Written instruction
Reproduce all of the data below without alteration; exclude every picture.

Entries with figure data
=======
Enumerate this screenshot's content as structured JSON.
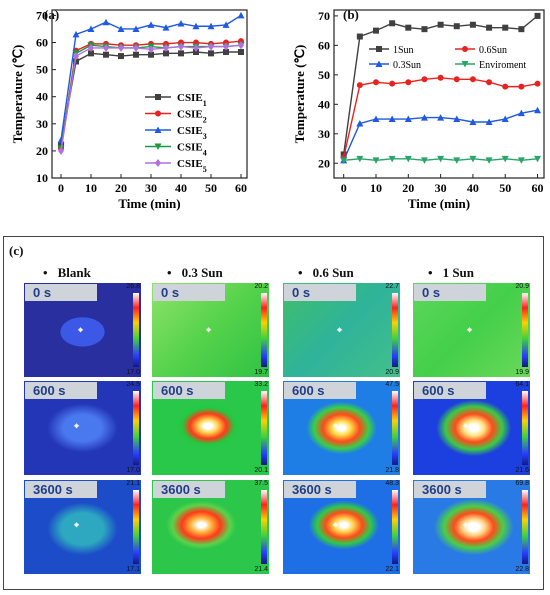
{
  "panel_labels": {
    "a": "(a)",
    "b": "(b)",
    "c": "(c)"
  },
  "chart_data": [
    {
      "type": "line",
      "xlabel": "Time (min)",
      "ylabel": "Temperature (℃)",
      "xlim": [
        -3,
        62
      ],
      "ylim": [
        10,
        72
      ],
      "xticks": [
        0,
        10,
        20,
        30,
        40,
        50,
        60
      ],
      "yticks": [
        10,
        20,
        30,
        40,
        50,
        60,
        70
      ],
      "legend": "center-right",
      "x": [
        0,
        5,
        10,
        15,
        20,
        25,
        30,
        35,
        40,
        45,
        50,
        55,
        60
      ],
      "series": [
        {
          "name": "CSIE",
          "sub": "1",
          "color": "#404040",
          "marker": "square",
          "values": [
            22,
            53,
            56,
            55.5,
            55,
            55.5,
            55.5,
            56,
            56,
            56.5,
            56,
            56.5,
            56.5
          ]
        },
        {
          "name": "CSIE",
          "sub": "2",
          "color": "#e8231f",
          "marker": "circle",
          "values": [
            21,
            57,
            59.5,
            59.5,
            59,
            59,
            59.5,
            59.5,
            60,
            60,
            59.5,
            60,
            60.5
          ]
        },
        {
          "name": "CSIE",
          "sub": "3",
          "color": "#1f5ae0",
          "marker": "triangle",
          "values": [
            24,
            63,
            65,
            67.5,
            65,
            65,
            66.5,
            65.5,
            67,
            66,
            66,
            66.5,
            70
          ]
        },
        {
          "name": "CSIE",
          "sub": "4",
          "color": "#1a9a44",
          "marker": "triangle-down",
          "values": [
            21,
            56,
            59,
            58.5,
            58,
            58,
            58.5,
            58,
            58.5,
            58.5,
            58.5,
            58.5,
            59
          ]
        },
        {
          "name": "CSIE",
          "sub": "5",
          "color": "#b46ee0",
          "marker": "diamond",
          "values": [
            20,
            55,
            58,
            58,
            58,
            58,
            57.5,
            58,
            58.5,
            58,
            58.5,
            58.5,
            59
          ]
        }
      ]
    },
    {
      "type": "line",
      "xlabel": "Time (min)",
      "ylabel": "Temperature (℃)",
      "xlim": [
        -3,
        62
      ],
      "ylim": [
        15,
        72
      ],
      "xticks": [
        0,
        10,
        20,
        30,
        40,
        50,
        60
      ],
      "yticks": [
        20,
        30,
        40,
        50,
        60,
        70
      ],
      "legend": "top",
      "x": [
        0,
        5,
        10,
        15,
        20,
        25,
        30,
        35,
        40,
        45,
        50,
        55,
        60
      ],
      "series": [
        {
          "name": "1Sun",
          "color": "#404040",
          "marker": "square",
          "values": [
            23,
            63,
            65,
            67.5,
            66,
            65.5,
            67,
            66.5,
            67,
            66,
            66,
            65.5,
            70
          ]
        },
        {
          "name": "0.6Sun",
          "color": "#e8231f",
          "marker": "circle",
          "values": [
            22,
            46.5,
            47.5,
            47,
            47.5,
            48.5,
            49,
            48.5,
            48.5,
            47.5,
            46,
            46,
            47
          ]
        },
        {
          "name": "0.3Sun",
          "color": "#1f5ae0",
          "marker": "triangle",
          "values": [
            21,
            33.5,
            35,
            35,
            35,
            35.5,
            35.5,
            35,
            34,
            34,
            35,
            37,
            38
          ]
        },
        {
          "name": "Enviroment",
          "color": "#2aa56a",
          "marker": "triangle-down",
          "values": [
            21,
            21.5,
            21,
            21.5,
            21.5,
            21,
            21.5,
            21,
            21.5,
            21,
            21.5,
            21,
            21.5
          ]
        }
      ]
    }
  ],
  "thermal": {
    "columns": [
      {
        "label": "Blank",
        "kind": "blank",
        "tiles": [
          {
            "time": "0 s",
            "max": "26.8",
            "min": "17.0"
          },
          {
            "time": "600 s",
            "max": "24.5",
            "min": "17.0"
          },
          {
            "time": "3600 s",
            "max": "21.1",
            "min": "17.1"
          }
        ]
      },
      {
        "label": "0.3 Sun",
        "kind": "s03",
        "tiles": [
          {
            "time": "0 s",
            "max": "20.2",
            "min": "19.7"
          },
          {
            "time": "600 s",
            "max": "33.2",
            "min": "20.1"
          },
          {
            "time": "3600 s",
            "max": "37.5",
            "min": "21.4"
          }
        ]
      },
      {
        "label": "0.6 Sun",
        "kind": "s06",
        "tiles": [
          {
            "time": "0 s",
            "max": "22.7",
            "min": "20.9"
          },
          {
            "time": "600 s",
            "max": "47.5",
            "min": "21.8"
          },
          {
            "time": "3600 s",
            "max": "48.3",
            "min": "22.1"
          }
        ]
      },
      {
        "label": "1 Sun",
        "kind": "s1",
        "tiles": [
          {
            "time": "0 s",
            "max": "20.9",
            "min": "19.9"
          },
          {
            "time": "600 s",
            "max": "64.1",
            "min": "21.6"
          },
          {
            "time": "3600 s",
            "max": "69.8",
            "min": "22.8"
          }
        ]
      }
    ]
  }
}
=======
Written solution
Enumerate this screenshot's content as structured JSON.
{
  "panel_labels": {
    "a": "(a)",
    "b": "(b)",
    "c": "(c)"
  },
  "chart_data": [
    {
      "type": "line",
      "xlabel": "Time (min)",
      "ylabel": "Temperature (℃)",
      "xlim": [
        -3,
        62
      ],
      "ylim": [
        10,
        72
      ],
      "xticks": [
        0,
        10,
        20,
        30,
        40,
        50,
        60
      ],
      "yticks": [
        10,
        20,
        30,
        40,
        50,
        60,
        70
      ],
      "legend": "center-right",
      "x": [
        0,
        5,
        10,
        15,
        20,
        25,
        30,
        35,
        40,
        45,
        50,
        55,
        60
      ],
      "series": [
        {
          "name": "CSIE",
          "sub": "1",
          "color": "#404040",
          "marker": "square",
          "values": [
            22,
            53,
            56,
            55.5,
            55,
            55.5,
            55.5,
            56,
            56,
            56.5,
            56,
            56.5,
            56.5
          ]
        },
        {
          "name": "CSIE",
          "sub": "2",
          "color": "#e8231f",
          "marker": "circle",
          "values": [
            21,
            57,
            59.5,
            59.5,
            59,
            59,
            59.5,
            59.5,
            60,
            60,
            59.5,
            60,
            60.5
          ]
        },
        {
          "name": "CSIE",
          "sub": "3",
          "color": "#1f5ae0",
          "marker": "triangle",
          "values": [
            24,
            63,
            65,
            67.5,
            65,
            65,
            66.5,
            65.5,
            67,
            66,
            66,
            66.5,
            70
          ]
        },
        {
          "name": "CSIE",
          "sub": "4",
          "color": "#1a9a44",
          "marker": "triangle-down",
          "values": [
            21,
            56,
            59,
            58.5,
            58,
            58,
            58.5,
            58,
            58.5,
            58.5,
            58.5,
            58.5,
            59
          ]
        },
        {
          "name": "CSIE",
          "sub": "5",
          "color": "#b46ee0",
          "marker": "diamond",
          "values": [
            20,
            55,
            58,
            58,
            58,
            58,
            57.5,
            58,
            58.5,
            58,
            58.5,
            58.5,
            59
          ]
        }
      ]
    },
    {
      "type": "line",
      "xlabel": "Time (min)",
      "ylabel": "Temperature (℃)",
      "xlim": [
        -3,
        62
      ],
      "ylim": [
        15,
        72
      ],
      "xticks": [
        0,
        10,
        20,
        30,
        40,
        50,
        60
      ],
      "yticks": [
        20,
        30,
        40,
        50,
        60,
        70
      ],
      "legend": "top",
      "x": [
        0,
        5,
        10,
        15,
        20,
        25,
        30,
        35,
        40,
        45,
        50,
        55,
        60
      ],
      "series": [
        {
          "name": "1Sun",
          "color": "#404040",
          "marker": "square",
          "values": [
            23,
            63,
            65,
            67.5,
            66,
            65.5,
            67,
            66.5,
            67,
            66,
            66,
            65.5,
            70
          ]
        },
        {
          "name": "0.6Sun",
          "color": "#e8231f",
          "marker": "circle",
          "values": [
            22,
            46.5,
            47.5,
            47,
            47.5,
            48.5,
            49,
            48.5,
            48.5,
            47.5,
            46,
            46,
            47
          ]
        },
        {
          "name": "0.3Sun",
          "color": "#1f5ae0",
          "marker": "triangle",
          "values": [
            21,
            33.5,
            35,
            35,
            35,
            35.5,
            35.5,
            35,
            34,
            34,
            35,
            37,
            38
          ]
        },
        {
          "name": "Enviroment",
          "color": "#2aa56a",
          "marker": "triangle-down",
          "values": [
            21,
            21.5,
            21,
            21.5,
            21.5,
            21,
            21.5,
            21,
            21.5,
            21,
            21.5,
            21,
            21.5
          ]
        }
      ]
    }
  ],
  "thermal": {
    "columns": [
      {
        "label": "Blank",
        "kind": "blank",
        "tiles": [
          {
            "time": "0 s",
            "max": "26.8",
            "min": "17.0"
          },
          {
            "time": "600 s",
            "max": "24.5",
            "min": "17.0"
          },
          {
            "time": "3600 s",
            "max": "21.1",
            "min": "17.1"
          }
        ]
      },
      {
        "label": "0.3 Sun",
        "kind": "s03",
        "tiles": [
          {
            "time": "0 s",
            "max": "20.2",
            "min": "19.7"
          },
          {
            "time": "600 s",
            "max": "33.2",
            "min": "20.1"
          },
          {
            "time": "3600 s",
            "max": "37.5",
            "min": "21.4"
          }
        ]
      },
      {
        "label": "0.6 Sun",
        "kind": "s06",
        "tiles": [
          {
            "time": "0 s",
            "max": "22.7",
            "min": "20.9"
          },
          {
            "time": "600 s",
            "max": "47.5",
            "min": "21.8"
          },
          {
            "time": "3600 s",
            "max": "48.3",
            "min": "22.1"
          }
        ]
      },
      {
        "label": "1 Sun",
        "kind": "s1",
        "tiles": [
          {
            "time": "0 s",
            "max": "20.9",
            "min": "19.9"
          },
          {
            "time": "600 s",
            "max": "64.1",
            "min": "21.6"
          },
          {
            "time": "3600 s",
            "max": "69.8",
            "min": "22.8"
          }
        ]
      }
    ]
  }
}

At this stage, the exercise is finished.